◆ OBJECTIVE ◆
List all lines of the data containing the word "rank".

=====

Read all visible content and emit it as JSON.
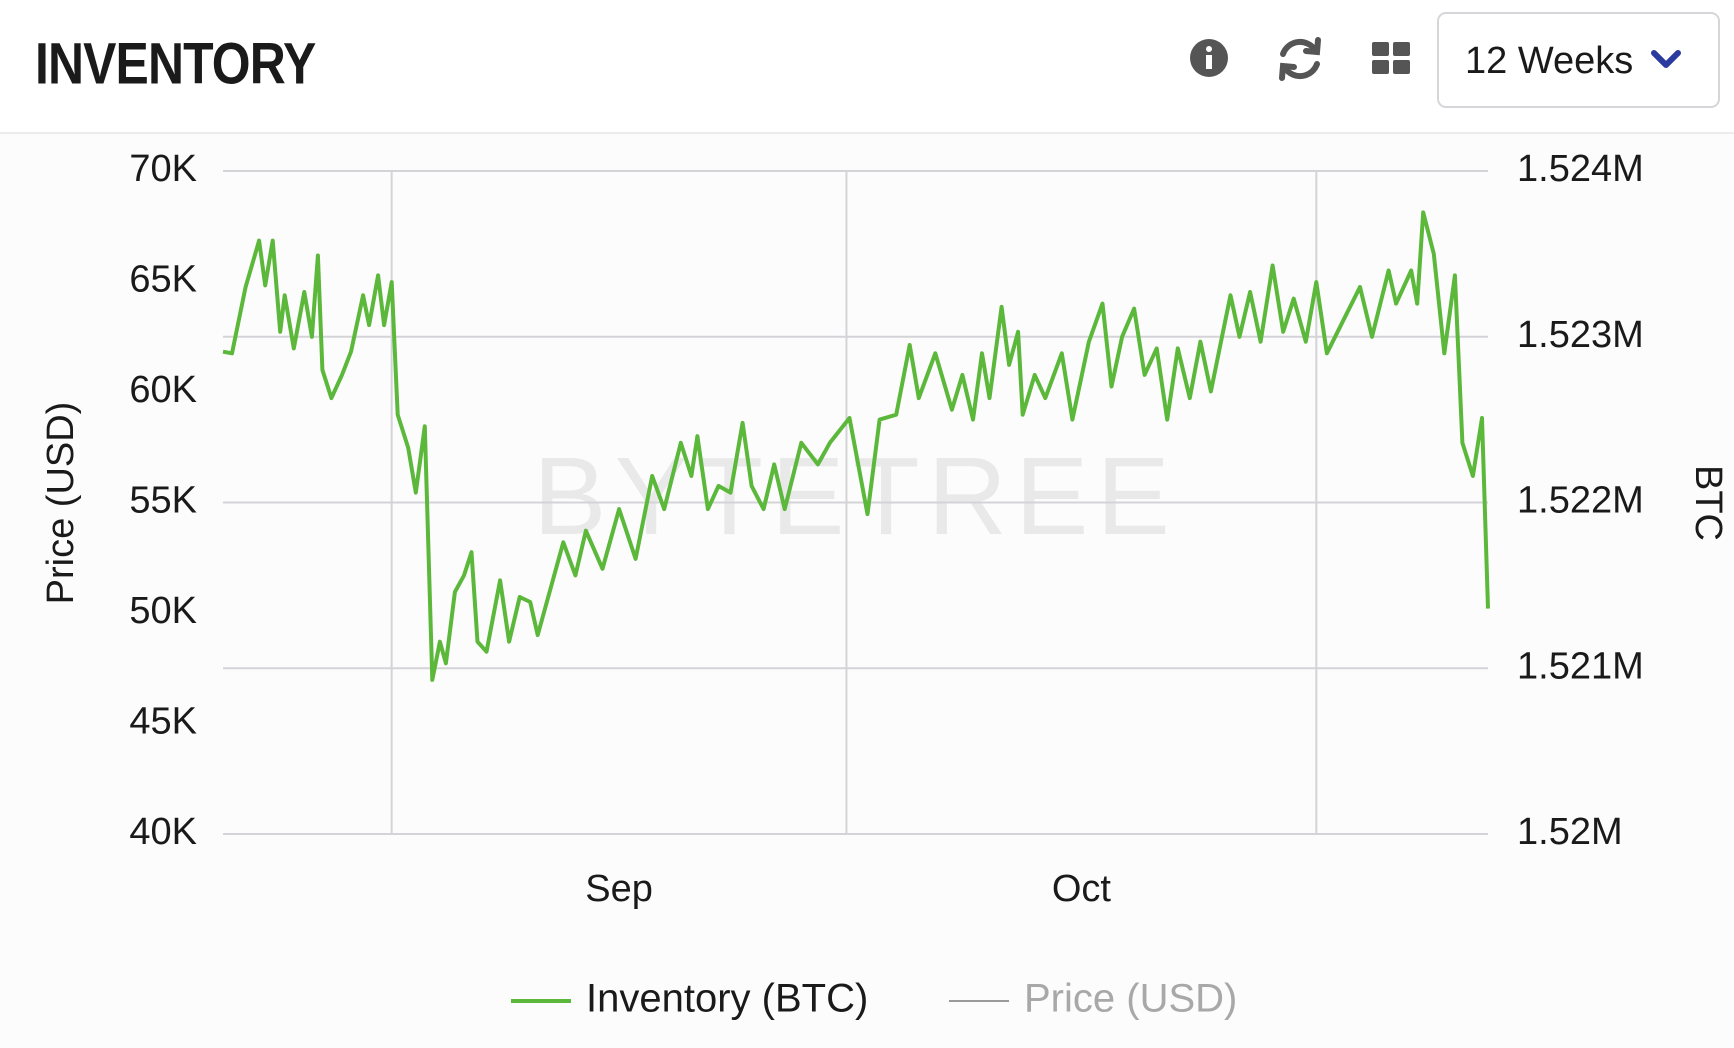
{
  "header": {
    "title": "INVENTORY",
    "range_select": "12 Weeks"
  },
  "chart_data": {
    "type": "line",
    "watermark": "BYTETREE",
    "ylabel": "Price (USD)",
    "y2label": "BTC",
    "xlim": [
      0,
      84
    ],
    "xgrid": [
      11.2,
      41.4,
      72.6
    ],
    "xticks": [
      {
        "value": 26.3,
        "label": "Sep"
      },
      {
        "value": 57.0,
        "label": "Oct"
      }
    ],
    "ylim": [
      40000,
      70000
    ],
    "yticks": [
      {
        "value": 40000,
        "label": "40K"
      },
      {
        "value": 45000,
        "label": "45K"
      },
      {
        "value": 50000,
        "label": "50K"
      },
      {
        "value": 55000,
        "label": "55K"
      },
      {
        "value": 60000,
        "label": "60K"
      },
      {
        "value": 65000,
        "label": "65K"
      },
      {
        "value": 70000,
        "label": "70K"
      }
    ],
    "y2lim": [
      1520000,
      1524000
    ],
    "y2ticks": [
      {
        "value": 1520000,
        "label": "1.52M"
      },
      {
        "value": 1521000,
        "label": "1.521M"
      },
      {
        "value": 1522000,
        "label": "1.522M"
      },
      {
        "value": 1523000,
        "label": "1.523M"
      },
      {
        "value": 1524000,
        "label": "1.524M"
      }
    ],
    "grid": "y2",
    "legend": "bottom",
    "x": [
      0,
      0.6,
      1.5,
      2.4,
      2.8,
      3.3,
      3.8,
      4.1,
      4.7,
      5.4,
      5.9,
      6.3,
      6.6,
      7.2,
      7.9,
      8.5,
      9.3,
      9.7,
      10.3,
      10.7,
      11.2,
      11.6,
      12.3,
      12.8,
      13.4,
      13.9,
      14.4,
      14.8,
      15.4,
      16.0,
      16.5,
      16.9,
      17.5,
      18.4,
      19.0,
      19.7,
      20.4,
      20.9,
      21.9,
      22.6,
      23.4,
      24.1,
      25.2,
      26.3,
      27.4,
      28.5,
      29.3,
      30.4,
      31.1,
      31.5,
      32.2,
      32.9,
      33.7,
      34.5,
      35.1,
      35.9,
      36.6,
      37.3,
      38.4,
      39.5,
      40.3,
      41.6,
      42.8,
      43.6,
      44.7,
      45.6,
      46.2,
      47.3,
      48.4,
      49.1,
      49.8,
      50.4,
      50.9,
      51.7,
      52.2,
      52.8,
      53.1,
      53.9,
      54.6,
      55.7,
      56.4,
      57.5,
      58.4,
      59.0,
      59.7,
      60.5,
      61.2,
      62.0,
      62.7,
      63.4,
      64.2,
      64.9,
      65.6,
      66.4,
      66.9,
      67.5,
      68.2,
      68.9,
      69.7,
      70.4,
      71.1,
      71.9,
      72.6,
      73.3,
      74.4,
      75.5,
      76.3,
      77.4,
      77.9,
      78.9,
      79.3,
      79.7,
      80.4,
      81.1,
      81.8,
      82.3,
      83.0,
      83.6,
      84.0
    ],
    "series": [
      {
        "name": "Inventory (BTC)",
        "color": "#5cb83b",
        "axis": "y2",
        "values": [
          1522910,
          1522900,
          1523300,
          1523580,
          1523310,
          1523580,
          1523030,
          1523250,
          1522930,
          1523270,
          1523000,
          1523490,
          1522800,
          1522630,
          1522770,
          1522910,
          1523250,
          1523070,
          1523370,
          1523070,
          1523330,
          1522530,
          1522330,
          1522060,
          1522460,
          1520930,
          1521160,
          1521030,
          1521460,
          1521560,
          1521700,
          1521160,
          1521100,
          1521530,
          1521160,
          1521430,
          1521400,
          1521200,
          1521530,
          1521760,
          1521560,
          1521830,
          1521600,
          1521960,
          1521660,
          1522160,
          1521960,
          1522360,
          1522160,
          1522400,
          1521960,
          1522100,
          1522060,
          1522480,
          1522100,
          1521960,
          1522230,
          1521960,
          1522360,
          1522230,
          1522360,
          1522510,
          1521930,
          1522500,
          1522530,
          1522950,
          1522630,
          1522900,
          1522560,
          1522770,
          1522500,
          1522900,
          1522630,
          1523180,
          1522830,
          1523030,
          1522530,
          1522770,
          1522630,
          1522900,
          1522500,
          1522970,
          1523200,
          1522700,
          1523000,
          1523170,
          1522770,
          1522930,
          1522500,
          1522930,
          1522630,
          1522970,
          1522670,
          1523030,
          1523250,
          1523000,
          1523270,
          1522970,
          1523430,
          1523030,
          1523230,
          1522970,
          1523330,
          1522900,
          1523100,
          1523300,
          1523000,
          1523400,
          1523200,
          1523400,
          1523200,
          1523750,
          1523500,
          1522900,
          1523370,
          1522360,
          1522160,
          1522510,
          1521360
        ]
      },
      {
        "name": "Price (USD)",
        "color": "#9a9a9a",
        "axis": "y",
        "hidden": true
      }
    ]
  }
}
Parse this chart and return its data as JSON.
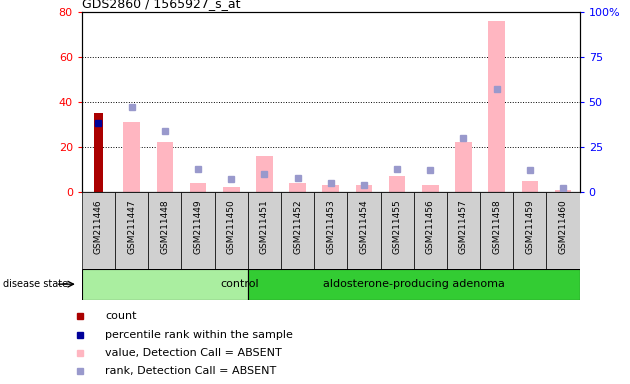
{
  "title": "GDS2860 / 1565927_s_at",
  "samples": [
    "GSM211446",
    "GSM211447",
    "GSM211448",
    "GSM211449",
    "GSM211450",
    "GSM211451",
    "GSM211452",
    "GSM211453",
    "GSM211454",
    "GSM211455",
    "GSM211456",
    "GSM211457",
    "GSM211458",
    "GSM211459",
    "GSM211460"
  ],
  "count_values": [
    35,
    0,
    0,
    0,
    0,
    0,
    0,
    0,
    0,
    0,
    0,
    0,
    0,
    0,
    0
  ],
  "percentile_values": [
    38,
    0,
    0,
    0,
    0,
    0,
    0,
    0,
    0,
    0,
    0,
    0,
    0,
    0,
    0
  ],
  "pink_bar_values": [
    0,
    31,
    22,
    4,
    2,
    16,
    4,
    3,
    3,
    7,
    3,
    22,
    76,
    5,
    1
  ],
  "blue_square_values": [
    0,
    47,
    34,
    13,
    7,
    10,
    8,
    5,
    4,
    13,
    12,
    30,
    57,
    12,
    2
  ],
  "ylim_left": [
    0,
    80
  ],
  "ylim_right": [
    0,
    100
  ],
  "yticks_left": [
    0,
    20,
    40,
    60,
    80
  ],
  "yticks_right": [
    0,
    25,
    50,
    75,
    100
  ],
  "ytick_labels_right": [
    "0",
    "25",
    "50",
    "75",
    "100%"
  ],
  "control_count": 5,
  "adenoma_count": 10,
  "control_label": "control",
  "adenoma_label": "aldosterone-producing adenoma",
  "disease_state_label": "disease state",
  "legend_items": [
    "count",
    "percentile rank within the sample",
    "value, Detection Call = ABSENT",
    "rank, Detection Call = ABSENT"
  ],
  "bar_color_dark_red": "#AA0000",
  "bar_color_pink": "#FFB6C1",
  "square_color_blue_dark": "#000099",
  "square_color_blue_light": "#9999CC",
  "control_bg": "#AAEEA0",
  "adenoma_bg": "#33CC33",
  "sample_bg": "#D0D0D0",
  "plot_bg": "#FFFFFF",
  "grid_color": "#000000"
}
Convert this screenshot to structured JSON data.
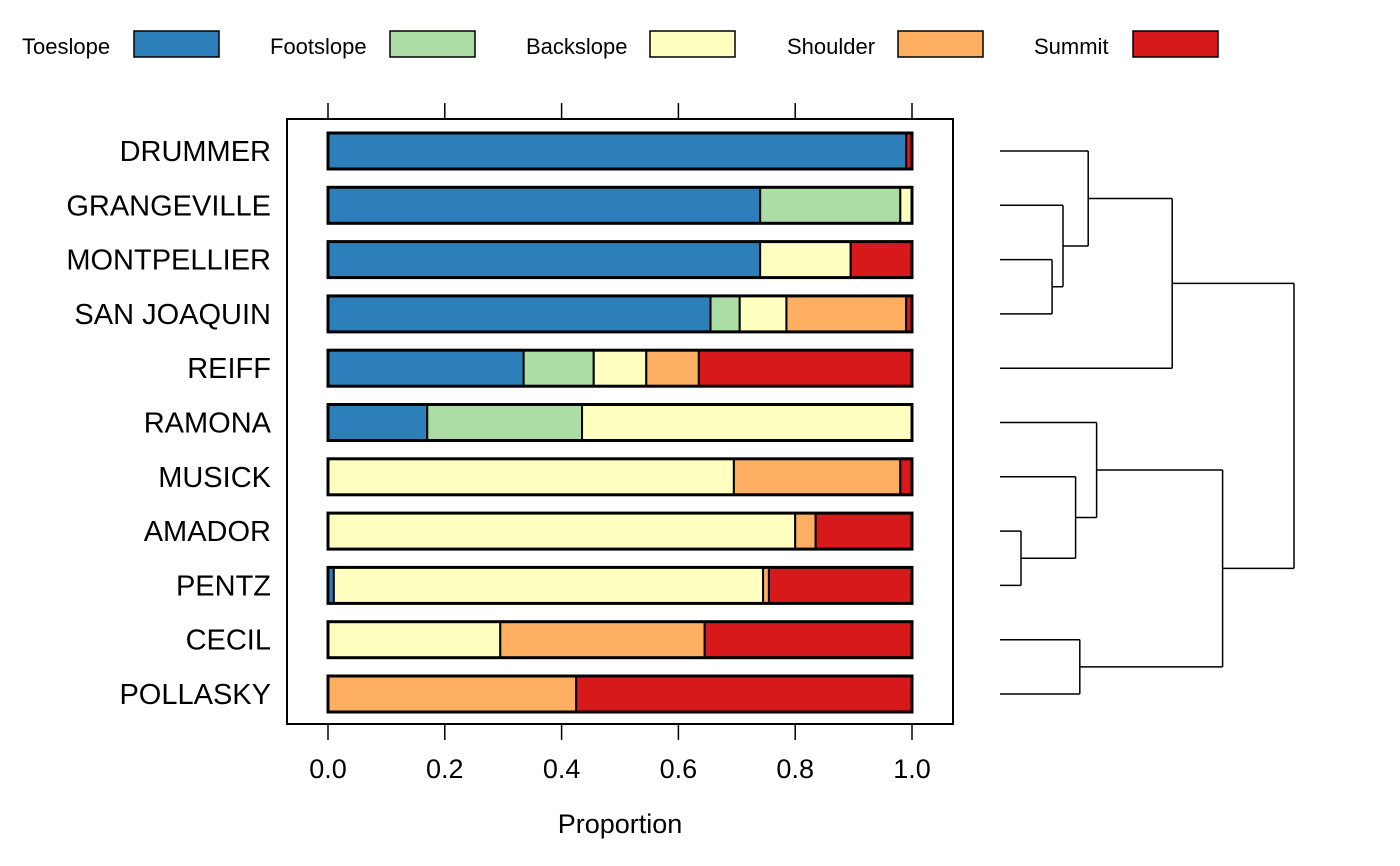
{
  "chart_data": {
    "type": "bar",
    "orientation": "horizontal",
    "stacked": true,
    "xlabel": "Proportion",
    "xlim": [
      -0.07,
      1.07
    ],
    "xticks": [
      "0.0",
      "0.2",
      "0.4",
      "0.6",
      "0.8",
      "1.0"
    ],
    "grid": false,
    "legend_position": "top",
    "categories": [
      "DRUMMER",
      "GRANGEVILLE",
      "MONTPELLIER",
      "SAN JOAQUIN",
      "REIFF",
      "RAMONA",
      "MUSICK",
      "AMADOR",
      "PENTZ",
      "CECIL",
      "POLLASKY"
    ],
    "series": [
      {
        "name": "Toeslope",
        "color": "#2C7FB8",
        "values": [
          0.99,
          0.74,
          0.74,
          0.655,
          0.335,
          0.17,
          0.0,
          0.0,
          0.01,
          0.0,
          0.0
        ]
      },
      {
        "name": "Footslope",
        "color": "#ABDDA4",
        "values": [
          0.0,
          0.24,
          0.0,
          0.05,
          0.12,
          0.265,
          0.0,
          0.0,
          0.0,
          0.0,
          0.0
        ]
      },
      {
        "name": "Backslope",
        "color": "#FFFFBF",
        "values": [
          0.0,
          0.02,
          0.155,
          0.08,
          0.09,
          0.565,
          0.695,
          0.8,
          0.735,
          0.295,
          0.0
        ]
      },
      {
        "name": "Shoulder",
        "color": "#FDAE61",
        "values": [
          0.0,
          0.0,
          0.0,
          0.205,
          0.09,
          0.0,
          0.285,
          0.035,
          0.01,
          0.35,
          0.425
        ]
      },
      {
        "name": "Summit",
        "color": "#D7191C",
        "values": [
          0.01,
          0.0,
          0.105,
          0.01,
          0.365,
          0.0,
          0.02,
          0.165,
          0.245,
          0.355,
          0.575
        ]
      }
    ],
    "dendrogram": {
      "merges": [
        {
          "a": "leaf:2",
          "b": "leaf:3",
          "height": 0.062
        },
        {
          "a": "leaf:1",
          "b": "node:0",
          "height": 0.075
        },
        {
          "a": "leaf:0",
          "b": "node:1",
          "height": 0.105
        },
        {
          "a": "node:2",
          "b": "leaf:4",
          "height": 0.205
        },
        {
          "a": "leaf:7",
          "b": "leaf:8",
          "height": 0.025
        },
        {
          "a": "leaf:6",
          "b": "node:4",
          "height": 0.09
        },
        {
          "a": "leaf:5",
          "b": "node:5",
          "height": 0.115
        },
        {
          "a": "leaf:9",
          "b": "leaf:10",
          "height": 0.095
        },
        {
          "a": "node:6",
          "b": "node:7",
          "height": 0.265
        },
        {
          "a": "node:3",
          "b": "node:8",
          "height": 0.35
        }
      ]
    }
  }
}
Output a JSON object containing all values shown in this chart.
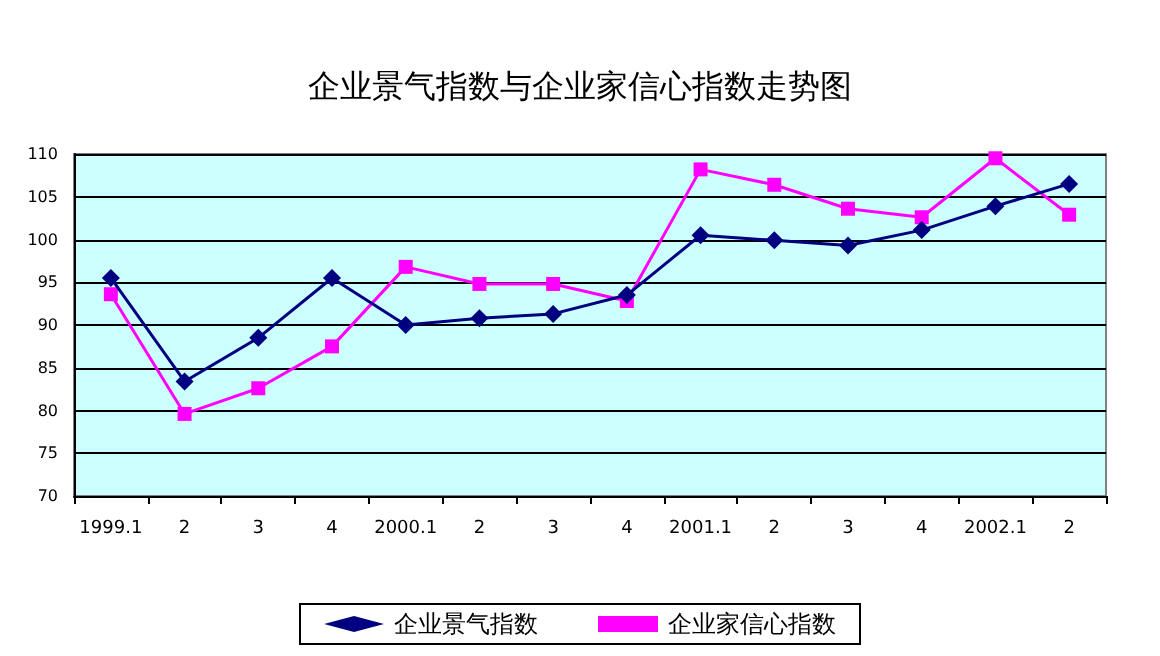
{
  "chart_data": {
    "type": "line",
    "title": "企业景气指数与企业家信心指数走势图",
    "categories": [
      "1999.1",
      "2",
      "3",
      "4",
      "2000.1",
      "2",
      "3",
      "4",
      "2001.1",
      "2",
      "3",
      "4",
      "2002.1",
      "2"
    ],
    "series": [
      {
        "name": "企业景气指数",
        "color": "#000080",
        "marker": "diamond",
        "values": [
          95.5,
          83.4,
          88.5,
          95.5,
          90.0,
          90.8,
          91.3,
          93.5,
          100.5,
          99.9,
          99.3,
          101.1,
          103.9,
          106.5
        ]
      },
      {
        "name": "企业家信心指数",
        "color": "#ff00ff",
        "marker": "square",
        "values": [
          93.6,
          79.6,
          82.6,
          87.5,
          96.8,
          94.8,
          94.8,
          92.8,
          108.2,
          106.4,
          103.6,
          102.6,
          109.5,
          102.9
        ]
      }
    ],
    "ylim": [
      70,
      110
    ],
    "yticks": [
      70,
      75,
      80,
      85,
      90,
      95,
      100,
      105,
      110
    ],
    "grid": "y",
    "legend": "bottom"
  }
}
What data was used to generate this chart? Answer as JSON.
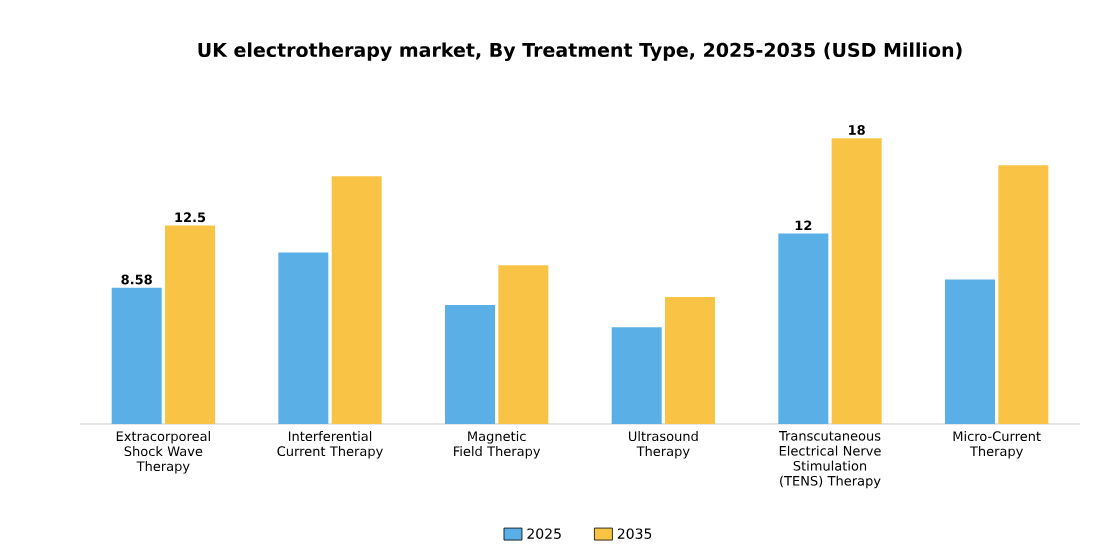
{
  "chart_data": {
    "type": "bar",
    "title": "UK electrotherapy market, By Treatment Type, 2025-2035 (USD Million)",
    "categories": [
      "Extracorporeal Shock Wave Therapy",
      "Interferential Current Therapy",
      "Magnetic Field Therapy",
      "Ultrasound Therapy",
      "Transcutaneous Electrical Nerve Stimulation (TENS) Therapy",
      "Micro-Current Therapy"
    ],
    "series": [
      {
        "name": "2025",
        "color": "#5aafe6",
        "values": [
          8.58,
          10.8,
          7.5,
          6.1,
          12,
          9.1
        ],
        "value_labels": [
          "8.58",
          null,
          null,
          null,
          "12",
          null
        ]
      },
      {
        "name": "2035",
        "color": "#f9c446",
        "values": [
          12.5,
          15.6,
          10.0,
          8.0,
          18,
          16.3
        ],
        "value_labels": [
          "12.5",
          null,
          null,
          null,
          "18",
          null
        ]
      }
    ],
    "legend": "bottom"
  }
}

=====

◆ FINAL RESULT ◆
    "percentile rank within the sample",
    "rank, Detection Call = ABSENT"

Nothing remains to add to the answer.